--- start of STORED RECORDS ---

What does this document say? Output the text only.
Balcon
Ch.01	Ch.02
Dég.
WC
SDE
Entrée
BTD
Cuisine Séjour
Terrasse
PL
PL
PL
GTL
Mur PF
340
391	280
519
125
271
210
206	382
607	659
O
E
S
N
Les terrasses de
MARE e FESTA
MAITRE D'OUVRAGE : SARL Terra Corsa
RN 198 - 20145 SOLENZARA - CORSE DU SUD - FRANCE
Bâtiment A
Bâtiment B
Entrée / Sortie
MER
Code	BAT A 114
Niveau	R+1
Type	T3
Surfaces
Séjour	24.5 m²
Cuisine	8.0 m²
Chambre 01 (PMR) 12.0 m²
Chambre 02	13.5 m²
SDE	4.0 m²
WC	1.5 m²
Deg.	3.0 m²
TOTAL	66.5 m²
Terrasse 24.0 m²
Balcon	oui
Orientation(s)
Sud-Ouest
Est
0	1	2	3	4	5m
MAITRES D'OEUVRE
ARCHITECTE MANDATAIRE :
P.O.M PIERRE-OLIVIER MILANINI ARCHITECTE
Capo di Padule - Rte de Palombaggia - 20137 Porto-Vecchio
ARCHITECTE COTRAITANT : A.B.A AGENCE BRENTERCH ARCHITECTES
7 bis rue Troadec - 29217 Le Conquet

--- end of STORED RECORDS ---

- EXERCISE DIRECTIONS
Return the lines above exactly, keeping every word.

- THE SOLUTION
What does this document say? Output the text only.
Balcon
Ch.01	Ch.02
Dég.
WC
SDE
Entrée
BTD
Cuisine Séjour
Terrasse
PL
PL
PL
GTL
Mur PF
340
391	280
519
125
271
210
206	382
607	659
O
E
S
N
Les terrasses de
MARE e FESTA
MAITRE D'OUVRAGE : SARL Terra Corsa
RN 198 - 20145 SOLENZARA - CORSE DU SUD - FRANCE
Bâtiment A
Bâtiment B
Entrée / Sortie
MER
Code	BAT A 114
Niveau	R+1
Type	T3
Surfaces
Séjour	24.5 m²
Cuisine	8.0 m²
Chambre 01 (PMR) 12.0 m²
Chambre 02	13.5 m²
SDE	4.0 m²
WC	1.5 m²
Deg.	3.0 m²
TOTAL	66.5 m²
Terrasse 24.0 m²
Balcon	oui
Orientation(s)
Sud-Ouest
Est
0	1	2	3	4	5m
MAITRES D'OEUVRE
ARCHITECTE MANDATAIRE :
P.O.M PIERRE-OLIVIER MILANINI ARCHITECTE
Capo di Padule - Rte de Palombaggia - 20137 Porto-Vecchio
ARCHITECTE COTRAITANT : A.B.A AGENCE BRENTERCH ARCHITECTES
7 bis rue Troadec - 29217 Le Conquet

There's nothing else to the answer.